◆ **Supplied material**
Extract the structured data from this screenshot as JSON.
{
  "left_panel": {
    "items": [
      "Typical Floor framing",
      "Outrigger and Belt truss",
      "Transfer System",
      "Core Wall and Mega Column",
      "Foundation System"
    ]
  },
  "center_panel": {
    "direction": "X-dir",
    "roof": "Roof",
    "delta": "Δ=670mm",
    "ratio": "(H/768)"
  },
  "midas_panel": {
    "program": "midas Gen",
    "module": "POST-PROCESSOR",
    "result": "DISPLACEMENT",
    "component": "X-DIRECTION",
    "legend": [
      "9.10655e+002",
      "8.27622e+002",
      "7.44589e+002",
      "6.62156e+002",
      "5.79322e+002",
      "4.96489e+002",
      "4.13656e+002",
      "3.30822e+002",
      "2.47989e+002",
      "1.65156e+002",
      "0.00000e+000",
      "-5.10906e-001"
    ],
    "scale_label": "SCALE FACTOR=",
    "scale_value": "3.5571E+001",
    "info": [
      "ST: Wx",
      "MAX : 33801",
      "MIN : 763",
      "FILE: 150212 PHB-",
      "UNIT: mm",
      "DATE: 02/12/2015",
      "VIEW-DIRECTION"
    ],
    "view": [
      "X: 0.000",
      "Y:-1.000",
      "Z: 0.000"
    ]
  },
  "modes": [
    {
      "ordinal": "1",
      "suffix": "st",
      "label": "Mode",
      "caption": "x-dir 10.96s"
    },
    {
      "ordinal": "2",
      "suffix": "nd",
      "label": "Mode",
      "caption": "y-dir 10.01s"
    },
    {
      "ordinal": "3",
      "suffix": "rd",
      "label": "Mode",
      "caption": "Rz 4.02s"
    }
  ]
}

◆ **Required task**
In this exercise, repeat all entries exactly.

◆ **Result of the task**
Extract the structured data from this screenshot as JSON.
{
  "left_panel": {
    "items": [
      "Typical Floor framing",
      "Outrigger and Belt truss",
      "Transfer System",
      "Core Wall and Mega Column",
      "Foundation System"
    ]
  },
  "center_panel": {
    "direction": "X-dir",
    "roof": "Roof",
    "delta": "Δ=670mm",
    "ratio": "(H/768)"
  },
  "midas_panel": {
    "program": "midas Gen",
    "module": "POST-PROCESSOR",
    "result": "DISPLACEMENT",
    "component": "X-DIRECTION",
    "legend": [
      "9.10655e+002",
      "8.27622e+002",
      "7.44589e+002",
      "6.62156e+002",
      "5.79322e+002",
      "4.96489e+002",
      "4.13656e+002",
      "3.30822e+002",
      "2.47989e+002",
      "1.65156e+002",
      "0.00000e+000",
      "-5.10906e-001"
    ],
    "scale_label": "SCALE FACTOR=",
    "scale_value": "3.5571E+001",
    "info": [
      "ST: Wx",
      "MAX : 33801",
      "MIN : 763",
      "FILE: 150212 PHB-",
      "UNIT: mm",
      "DATE: 02/12/2015",
      "VIEW-DIRECTION"
    ],
    "view": [
      "X: 0.000",
      "Y:-1.000",
      "Z: 0.000"
    ]
  },
  "modes": [
    {
      "ordinal": "1",
      "suffix": "st",
      "label": "Mode",
      "caption": "x-dir 10.96s"
    },
    {
      "ordinal": "2",
      "suffix": "nd",
      "label": "Mode",
      "caption": "y-dir 10.01s"
    },
    {
      "ordinal": "3",
      "suffix": "rd",
      "label": "Mode",
      "caption": "Rz 4.02s"
    }
  ]
}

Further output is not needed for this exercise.